» **Extracted data entries**

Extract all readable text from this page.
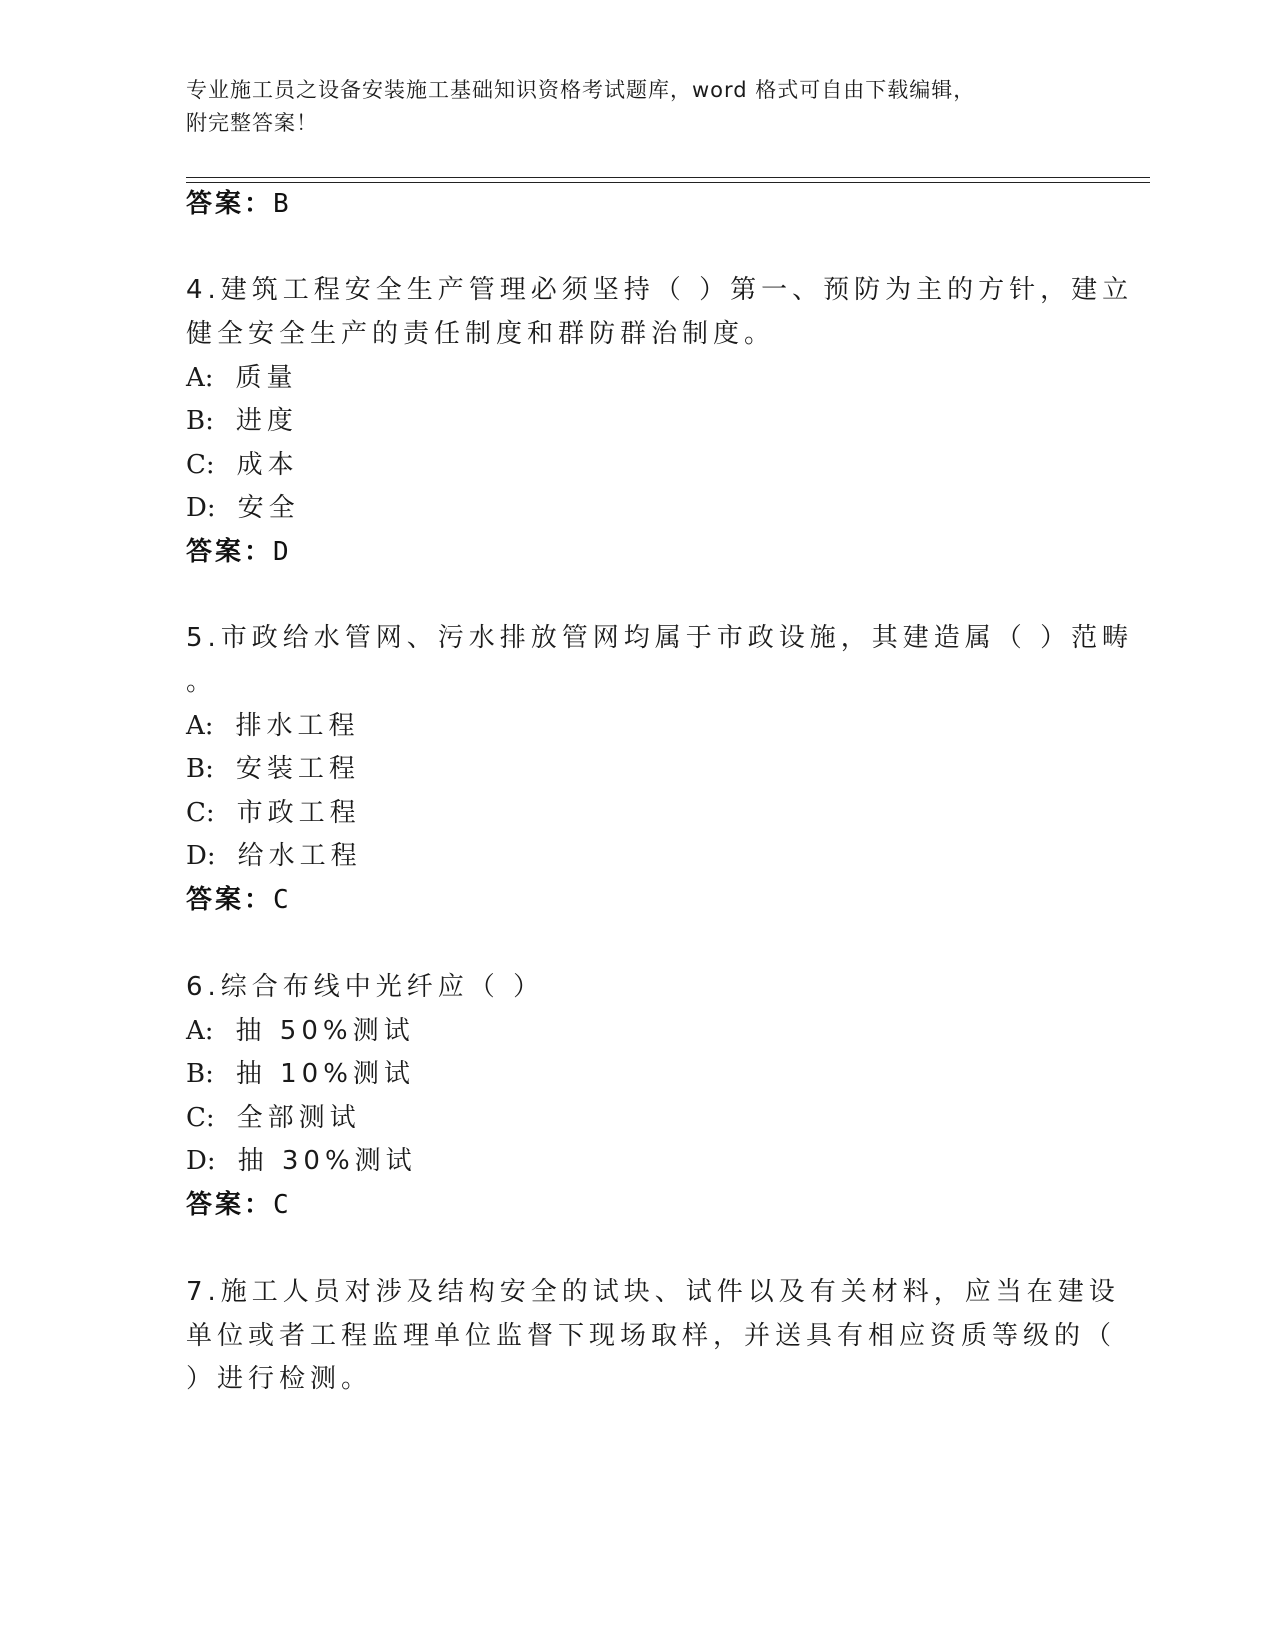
专业施工员之设备安装施工基础知识资格考试题库，word 格式可自由下载编辑，
附完整答案！
答案：B
4.建筑工程安全生产管理必须坚持（ ）第一、预防为主的方针，建立
健全安全生产的责任制度和群防群治制度。
A: 质量
B: 进度
C: 成本
D: 安全
答案：D
5.市政给水管网、污水排放管网均属于市政设施，其建造属（ ）范畴
。
A: 排水工程
B: 安装工程
C: 市政工程
D: 给水工程
答案：C
6.综合布线中光纤应（ ）
A: 抽 50%测试
B: 抽 10%测试
C: 全部测试
D: 抽 30%测试
答案：C
7.施工人员对涉及结构安全的试块、试件以及有关材料，应当在建设
单位或者工程监理单位监督下现场取样，并送具有相应资质等级的（
）进行检测。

» **What the task asks**
Set down the lines of the records above exactly, apart from the pictures.

» **Exercise output**
Extract all readable text from this page.
专业施工员之设备安装施工基础知识资格考试题库，word 格式可自由下载编辑，
附完整答案！
答案：B
4.建筑工程安全生产管理必须坚持（ ）第一、预防为主的方针，建立
健全安全生产的责任制度和群防群治制度。
A: 质量
B: 进度
C: 成本
D: 安全
答案：D
5.市政给水管网、污水排放管网均属于市政设施，其建造属（ ）范畴
。
A: 排水工程
B: 安装工程
C: 市政工程
D: 给水工程
答案：C
6.综合布线中光纤应（ ）
A: 抽 50%测试
B: 抽 10%测试
C: 全部测试
D: 抽 30%测试
答案：C
7.施工人员对涉及结构安全的试块、试件以及有关材料，应当在建设
单位或者工程监理单位监督下现场取样，并送具有相应资质等级的（
）进行检测。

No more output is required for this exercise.